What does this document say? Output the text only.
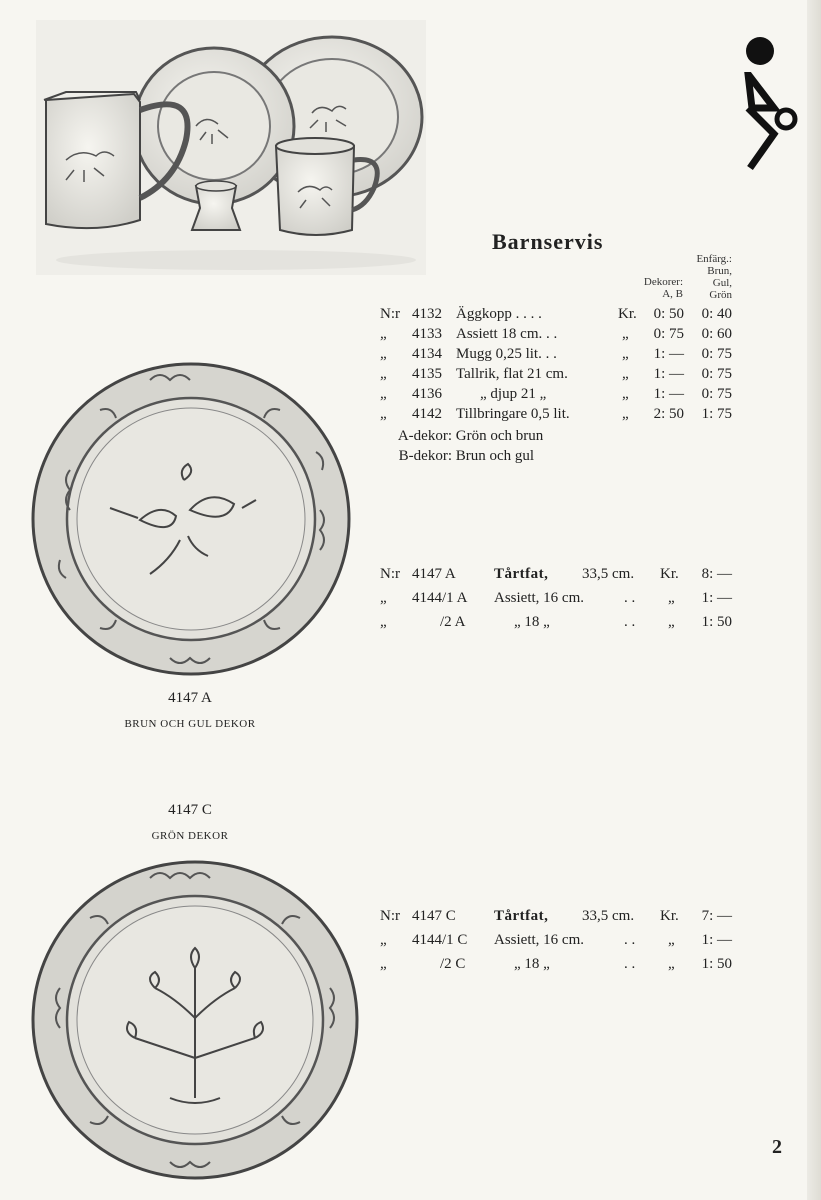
Barnservis
Dekorer:
A, B
Enfärg.:
Brun,
Gul,
Grön
N:r 4132 Äggkopp . . . .	Kr.	0: 50	0: 40
„ 4133 Assiett 18 cm. . .	„	0: 75	0: 60
„ 4134 Mugg 0,25 lit. . .	„	1: —	0: 75
„ 4135 Tallrik, flat 21 cm.	„	1: —	0: 75
„ 4136	„ djup 21 „	„	1: —	0: 75
„ 4142 Tillbringare 0,5 lit.	„	2: 50	1: 75
A-dekor: Grön och brun
B-dekor: Brun och gul
N:r 4147 A	Tårtfat, 33,5 cm. Kr.	8: —
„ 4144/1 A Assiett, 16 cm.	. . „	1: —
„	/2 A	„ 18 „	. . „	1: 50
4147 A
BRUN OCH GUL DEKOR
4147 C
GRÖN DEKOR
N:r 4147 C	Tårtfat, 33,5 cm. Kr.	7: —
„ 4144/1 C Assiett, 16 cm.	. . „	1: —
„	/2 C	„ 18 „	. . „	1: 50
2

• • • • • • •

Repeat the material above in full and exactly, omitting the pictures.

What does this document say? Output the text only.
Barnservis
Dekorer:
A, B
Enfärg.:
Brun,
Gul,
Grön
N:r 4132 Äggkopp . . . .	Kr.	0: 50	0: 40
„ 4133 Assiett 18 cm. . .	„	0: 75	0: 60
„ 4134 Mugg 0,25 lit. . .	„	1: —	0: 75
„ 4135 Tallrik, flat 21 cm.	„	1: —	0: 75
„ 4136	„ djup 21 „	„	1: —	0: 75
„ 4142 Tillbringare 0,5 lit.	„	2: 50	1: 75
A-dekor: Grön och brun
B-dekor: Brun och gul
N:r 4147 A	Tårtfat, 33,5 cm. Kr.	8: —
„ 4144/1 A Assiett, 16 cm.	. . „	1: —
„	/2 A	„ 18 „	. . „	1: 50
4147 A
BRUN OCH GUL DEKOR
4147 C
GRÖN DEKOR
N:r 4147 C	Tårtfat, 33,5 cm. Kr.	7: —
„ 4144/1 C Assiett, 16 cm.	. . „	1: —
„	/2 C	„ 18 „	. . „	1: 50
2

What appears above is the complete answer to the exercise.